** Your objective **
Copy every line of the records below where the word "следующие" occurs.

--------

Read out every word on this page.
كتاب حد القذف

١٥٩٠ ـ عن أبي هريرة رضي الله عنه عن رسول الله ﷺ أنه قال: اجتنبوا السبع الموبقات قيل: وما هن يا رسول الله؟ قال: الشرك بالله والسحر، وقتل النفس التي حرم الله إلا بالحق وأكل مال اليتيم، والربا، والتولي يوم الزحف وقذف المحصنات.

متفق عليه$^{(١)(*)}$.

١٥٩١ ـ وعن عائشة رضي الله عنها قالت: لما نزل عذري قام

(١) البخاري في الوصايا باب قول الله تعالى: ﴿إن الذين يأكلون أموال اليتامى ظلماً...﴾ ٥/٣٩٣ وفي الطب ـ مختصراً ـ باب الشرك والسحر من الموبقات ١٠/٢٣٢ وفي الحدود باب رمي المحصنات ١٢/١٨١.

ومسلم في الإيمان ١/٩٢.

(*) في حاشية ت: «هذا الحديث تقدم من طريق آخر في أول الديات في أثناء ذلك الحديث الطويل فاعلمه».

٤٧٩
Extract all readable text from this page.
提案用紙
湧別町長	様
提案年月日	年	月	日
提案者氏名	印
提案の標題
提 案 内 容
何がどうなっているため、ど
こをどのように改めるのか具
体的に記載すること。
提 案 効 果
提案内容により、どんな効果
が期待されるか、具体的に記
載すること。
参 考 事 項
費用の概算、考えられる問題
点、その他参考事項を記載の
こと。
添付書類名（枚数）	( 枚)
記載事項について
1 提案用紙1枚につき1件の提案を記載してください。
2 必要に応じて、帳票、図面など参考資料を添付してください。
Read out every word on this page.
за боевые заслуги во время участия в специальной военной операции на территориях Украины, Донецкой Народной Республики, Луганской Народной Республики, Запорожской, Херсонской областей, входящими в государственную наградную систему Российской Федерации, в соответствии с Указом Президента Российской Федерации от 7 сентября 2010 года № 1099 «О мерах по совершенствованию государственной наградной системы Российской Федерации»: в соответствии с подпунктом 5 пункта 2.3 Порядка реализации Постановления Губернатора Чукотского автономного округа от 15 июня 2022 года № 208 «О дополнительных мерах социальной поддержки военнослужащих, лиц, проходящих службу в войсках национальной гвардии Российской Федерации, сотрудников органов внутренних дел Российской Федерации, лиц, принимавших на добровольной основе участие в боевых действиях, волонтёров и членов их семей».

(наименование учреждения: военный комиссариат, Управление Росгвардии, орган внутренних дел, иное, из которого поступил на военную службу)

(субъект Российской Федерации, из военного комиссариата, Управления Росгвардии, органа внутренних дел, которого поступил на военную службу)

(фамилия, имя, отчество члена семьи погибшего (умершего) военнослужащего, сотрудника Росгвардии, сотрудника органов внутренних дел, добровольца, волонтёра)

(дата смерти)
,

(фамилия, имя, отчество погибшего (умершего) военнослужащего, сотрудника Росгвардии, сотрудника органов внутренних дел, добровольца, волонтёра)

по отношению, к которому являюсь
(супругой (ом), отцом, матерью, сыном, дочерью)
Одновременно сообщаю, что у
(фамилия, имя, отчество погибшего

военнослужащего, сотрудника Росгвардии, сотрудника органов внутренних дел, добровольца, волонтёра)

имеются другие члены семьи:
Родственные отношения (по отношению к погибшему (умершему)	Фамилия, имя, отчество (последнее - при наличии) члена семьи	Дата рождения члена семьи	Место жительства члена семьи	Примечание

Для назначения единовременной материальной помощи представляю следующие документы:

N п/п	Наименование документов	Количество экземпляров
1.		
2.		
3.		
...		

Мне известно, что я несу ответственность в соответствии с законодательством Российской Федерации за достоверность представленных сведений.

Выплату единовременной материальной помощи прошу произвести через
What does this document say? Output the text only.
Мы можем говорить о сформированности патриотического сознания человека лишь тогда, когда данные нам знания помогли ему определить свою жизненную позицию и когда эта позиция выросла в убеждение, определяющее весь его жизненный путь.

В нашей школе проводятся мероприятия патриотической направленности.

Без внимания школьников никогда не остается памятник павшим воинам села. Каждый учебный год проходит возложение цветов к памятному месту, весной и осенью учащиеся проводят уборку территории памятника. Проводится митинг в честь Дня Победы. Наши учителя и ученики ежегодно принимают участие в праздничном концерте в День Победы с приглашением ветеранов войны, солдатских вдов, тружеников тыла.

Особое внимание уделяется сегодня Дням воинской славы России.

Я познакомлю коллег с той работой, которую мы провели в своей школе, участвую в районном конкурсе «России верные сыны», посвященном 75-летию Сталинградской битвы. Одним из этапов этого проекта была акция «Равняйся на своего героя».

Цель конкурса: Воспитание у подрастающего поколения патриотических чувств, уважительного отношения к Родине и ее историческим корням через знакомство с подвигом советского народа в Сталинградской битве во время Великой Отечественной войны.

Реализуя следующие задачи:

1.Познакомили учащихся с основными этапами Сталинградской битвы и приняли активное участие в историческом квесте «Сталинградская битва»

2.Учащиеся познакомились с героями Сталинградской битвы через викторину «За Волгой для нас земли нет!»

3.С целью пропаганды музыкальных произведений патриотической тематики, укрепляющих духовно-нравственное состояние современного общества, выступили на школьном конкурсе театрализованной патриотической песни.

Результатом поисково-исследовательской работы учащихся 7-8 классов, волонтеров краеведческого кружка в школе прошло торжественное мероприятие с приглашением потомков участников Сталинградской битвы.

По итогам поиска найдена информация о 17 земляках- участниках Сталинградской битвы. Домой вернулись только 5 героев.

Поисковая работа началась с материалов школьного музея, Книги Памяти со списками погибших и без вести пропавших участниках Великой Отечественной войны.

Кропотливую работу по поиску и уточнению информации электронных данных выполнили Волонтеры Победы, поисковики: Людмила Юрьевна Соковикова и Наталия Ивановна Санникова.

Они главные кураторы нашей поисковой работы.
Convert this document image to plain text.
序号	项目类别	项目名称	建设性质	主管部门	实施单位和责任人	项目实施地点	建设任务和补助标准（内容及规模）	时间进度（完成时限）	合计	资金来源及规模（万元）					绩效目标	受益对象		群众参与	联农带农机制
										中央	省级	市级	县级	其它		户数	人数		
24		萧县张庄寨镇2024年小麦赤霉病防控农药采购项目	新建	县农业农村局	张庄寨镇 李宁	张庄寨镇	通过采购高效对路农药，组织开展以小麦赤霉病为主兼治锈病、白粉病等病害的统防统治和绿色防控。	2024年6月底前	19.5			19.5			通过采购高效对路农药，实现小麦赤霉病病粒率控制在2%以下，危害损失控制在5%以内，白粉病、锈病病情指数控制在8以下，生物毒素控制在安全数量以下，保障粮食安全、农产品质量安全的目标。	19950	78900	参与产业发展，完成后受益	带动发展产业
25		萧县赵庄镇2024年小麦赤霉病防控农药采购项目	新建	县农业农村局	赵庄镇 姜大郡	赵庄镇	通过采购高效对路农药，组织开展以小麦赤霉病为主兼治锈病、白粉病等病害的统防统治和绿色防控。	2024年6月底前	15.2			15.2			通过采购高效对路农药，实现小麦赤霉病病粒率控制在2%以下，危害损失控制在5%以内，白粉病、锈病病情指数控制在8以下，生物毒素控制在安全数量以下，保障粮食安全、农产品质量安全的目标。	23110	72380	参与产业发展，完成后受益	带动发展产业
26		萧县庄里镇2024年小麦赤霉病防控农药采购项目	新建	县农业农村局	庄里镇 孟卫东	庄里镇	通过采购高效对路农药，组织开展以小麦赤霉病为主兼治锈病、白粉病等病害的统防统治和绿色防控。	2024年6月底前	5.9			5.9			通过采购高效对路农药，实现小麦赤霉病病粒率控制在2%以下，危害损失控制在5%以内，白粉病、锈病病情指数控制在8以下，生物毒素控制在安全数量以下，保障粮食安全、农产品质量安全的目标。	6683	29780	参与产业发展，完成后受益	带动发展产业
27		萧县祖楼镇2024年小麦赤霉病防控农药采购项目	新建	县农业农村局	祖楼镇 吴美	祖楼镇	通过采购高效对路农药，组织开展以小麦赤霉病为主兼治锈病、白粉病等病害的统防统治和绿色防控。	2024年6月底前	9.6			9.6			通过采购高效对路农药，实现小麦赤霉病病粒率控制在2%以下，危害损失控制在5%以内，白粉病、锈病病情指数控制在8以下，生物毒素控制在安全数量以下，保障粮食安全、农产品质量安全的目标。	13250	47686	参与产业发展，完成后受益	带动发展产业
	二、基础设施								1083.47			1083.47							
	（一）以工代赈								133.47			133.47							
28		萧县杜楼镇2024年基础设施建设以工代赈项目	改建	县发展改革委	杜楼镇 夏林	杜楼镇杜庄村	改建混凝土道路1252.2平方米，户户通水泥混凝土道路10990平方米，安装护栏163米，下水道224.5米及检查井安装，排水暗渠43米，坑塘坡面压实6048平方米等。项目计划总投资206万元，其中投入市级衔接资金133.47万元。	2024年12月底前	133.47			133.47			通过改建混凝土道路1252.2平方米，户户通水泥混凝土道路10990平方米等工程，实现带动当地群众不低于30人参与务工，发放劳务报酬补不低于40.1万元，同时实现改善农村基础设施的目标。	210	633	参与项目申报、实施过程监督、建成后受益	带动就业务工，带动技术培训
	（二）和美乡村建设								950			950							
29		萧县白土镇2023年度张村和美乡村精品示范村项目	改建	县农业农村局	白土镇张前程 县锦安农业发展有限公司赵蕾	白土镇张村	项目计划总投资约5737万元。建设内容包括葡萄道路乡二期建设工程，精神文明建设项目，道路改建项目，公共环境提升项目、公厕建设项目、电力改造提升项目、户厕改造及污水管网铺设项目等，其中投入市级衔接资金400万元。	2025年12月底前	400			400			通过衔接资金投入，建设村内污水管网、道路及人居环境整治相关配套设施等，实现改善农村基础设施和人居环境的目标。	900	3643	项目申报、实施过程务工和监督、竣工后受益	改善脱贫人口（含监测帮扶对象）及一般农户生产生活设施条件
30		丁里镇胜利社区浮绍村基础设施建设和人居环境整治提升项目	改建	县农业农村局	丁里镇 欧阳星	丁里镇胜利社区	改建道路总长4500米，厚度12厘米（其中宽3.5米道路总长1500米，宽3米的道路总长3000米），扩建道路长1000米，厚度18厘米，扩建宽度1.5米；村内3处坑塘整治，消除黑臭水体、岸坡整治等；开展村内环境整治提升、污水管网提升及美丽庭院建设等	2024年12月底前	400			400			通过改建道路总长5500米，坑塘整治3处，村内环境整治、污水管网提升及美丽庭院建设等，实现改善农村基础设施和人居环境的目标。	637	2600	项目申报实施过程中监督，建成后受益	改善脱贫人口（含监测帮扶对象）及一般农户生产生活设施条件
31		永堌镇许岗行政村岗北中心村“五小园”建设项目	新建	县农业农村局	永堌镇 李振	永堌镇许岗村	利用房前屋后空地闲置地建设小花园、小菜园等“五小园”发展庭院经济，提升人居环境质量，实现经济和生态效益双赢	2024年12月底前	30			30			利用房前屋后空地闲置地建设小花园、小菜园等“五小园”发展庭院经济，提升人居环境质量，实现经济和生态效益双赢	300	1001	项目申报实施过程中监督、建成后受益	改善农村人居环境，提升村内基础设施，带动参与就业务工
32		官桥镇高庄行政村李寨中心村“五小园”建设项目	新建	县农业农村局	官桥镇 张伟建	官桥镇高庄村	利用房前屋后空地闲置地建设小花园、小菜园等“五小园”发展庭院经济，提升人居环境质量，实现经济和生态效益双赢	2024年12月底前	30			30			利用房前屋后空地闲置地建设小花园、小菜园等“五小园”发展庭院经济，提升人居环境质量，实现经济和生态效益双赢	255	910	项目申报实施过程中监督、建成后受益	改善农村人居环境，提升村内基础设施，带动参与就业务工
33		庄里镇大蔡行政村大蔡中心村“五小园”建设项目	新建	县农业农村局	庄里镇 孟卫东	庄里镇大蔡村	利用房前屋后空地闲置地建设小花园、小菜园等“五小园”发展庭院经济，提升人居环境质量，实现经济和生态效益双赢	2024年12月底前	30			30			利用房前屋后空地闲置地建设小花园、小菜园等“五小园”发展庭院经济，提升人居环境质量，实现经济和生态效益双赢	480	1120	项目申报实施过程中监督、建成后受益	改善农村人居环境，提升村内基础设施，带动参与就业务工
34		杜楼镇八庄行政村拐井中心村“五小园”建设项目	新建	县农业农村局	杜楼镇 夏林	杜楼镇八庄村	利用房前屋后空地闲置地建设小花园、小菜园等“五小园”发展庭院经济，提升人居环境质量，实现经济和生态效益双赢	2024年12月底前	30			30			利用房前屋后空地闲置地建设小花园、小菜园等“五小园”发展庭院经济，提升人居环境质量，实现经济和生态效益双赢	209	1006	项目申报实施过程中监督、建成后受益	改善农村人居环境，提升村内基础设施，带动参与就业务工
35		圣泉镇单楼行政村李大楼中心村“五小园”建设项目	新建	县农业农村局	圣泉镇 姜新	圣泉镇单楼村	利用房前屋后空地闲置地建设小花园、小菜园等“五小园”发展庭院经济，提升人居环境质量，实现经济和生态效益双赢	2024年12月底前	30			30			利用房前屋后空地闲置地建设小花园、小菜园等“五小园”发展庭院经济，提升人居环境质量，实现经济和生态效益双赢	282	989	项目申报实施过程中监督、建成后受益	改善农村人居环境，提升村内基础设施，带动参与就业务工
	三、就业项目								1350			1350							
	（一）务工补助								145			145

--------

** Result **
Для назначения единовременной материальной помощи представляю следующие документы:
Реализуя следующие задачи:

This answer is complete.